(Records from a collection)
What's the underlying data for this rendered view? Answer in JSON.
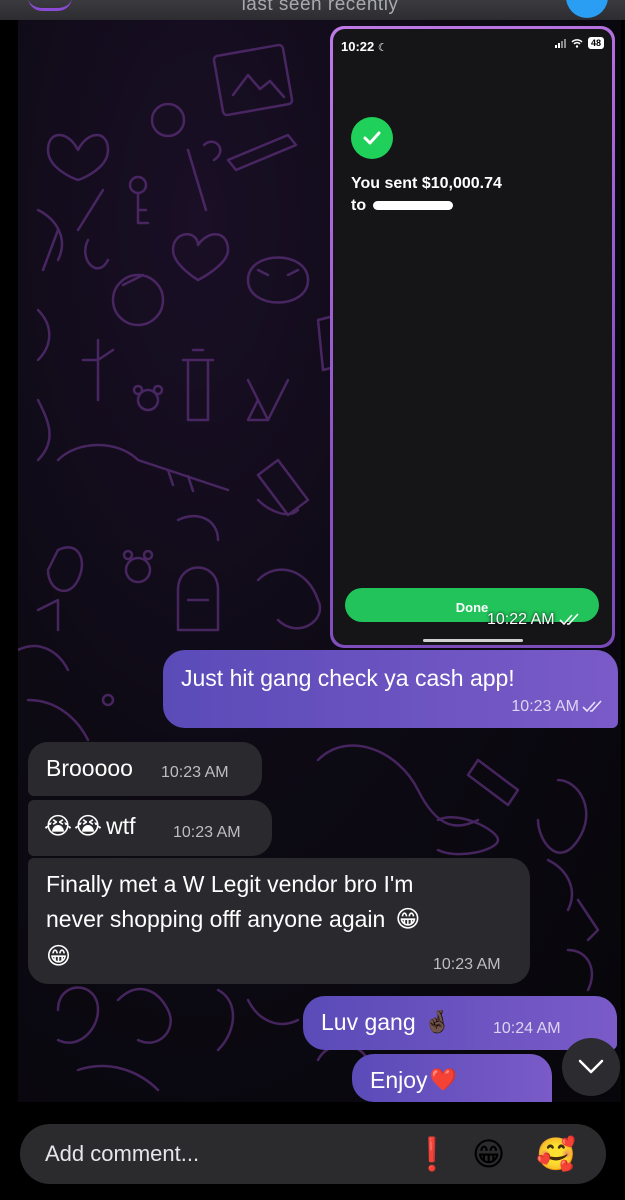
{
  "header": {
    "subtitle": "last seen recently"
  },
  "screenshot": {
    "status_time": "10:22",
    "battery": "48",
    "sent_line1": "You sent $10,000.74",
    "sent_line2": "to",
    "done_label": "Done",
    "timestamp": "10:22 AM"
  },
  "messages": [
    {
      "side": "out",
      "text": "Just hit gang check ya cash app!",
      "time": "10:23 AM"
    },
    {
      "side": "in",
      "text": "Brooooo",
      "time": "10:23 AM"
    },
    {
      "side": "in",
      "emoji": "😭😭",
      "text": "wtf",
      "time": "10:23 AM"
    },
    {
      "side": "in",
      "line1": "Finally met a W Legit vendor bro I'm",
      "line2": "never shopping offf anyone again",
      "emoji1": "😁",
      "emoji2": "😁",
      "time": "10:23 AM"
    },
    {
      "side": "out",
      "text": "Luv gang",
      "emoji": "🤞🏿",
      "time": "10:24 AM"
    },
    {
      "side": "out",
      "text": "Enjoy",
      "emoji": "❤️"
    }
  ],
  "comment": {
    "placeholder": "Add comment...",
    "reactions": [
      "❗",
      "😁",
      "🥰"
    ]
  },
  "colors": {
    "outgoing_bubble": "#6a52c0",
    "incoming_bubble": "#2a2a2e",
    "cashapp_green": "#21c35a",
    "background": "#000000"
  },
  "icons": [
    "check-icon",
    "double-check-icon",
    "chevron-down-icon",
    "signal-icon",
    "wifi-icon",
    "battery-icon",
    "moon-icon"
  ]
}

(What is expected): Go through the records and copy each line with "text" in it.

(The answer):
      "text": "Just hit gang check ya cash app!",
      "text": "Brooooo",
      "text": "wtf",
      "text": "Luv gang",
      "text": "Enjoy",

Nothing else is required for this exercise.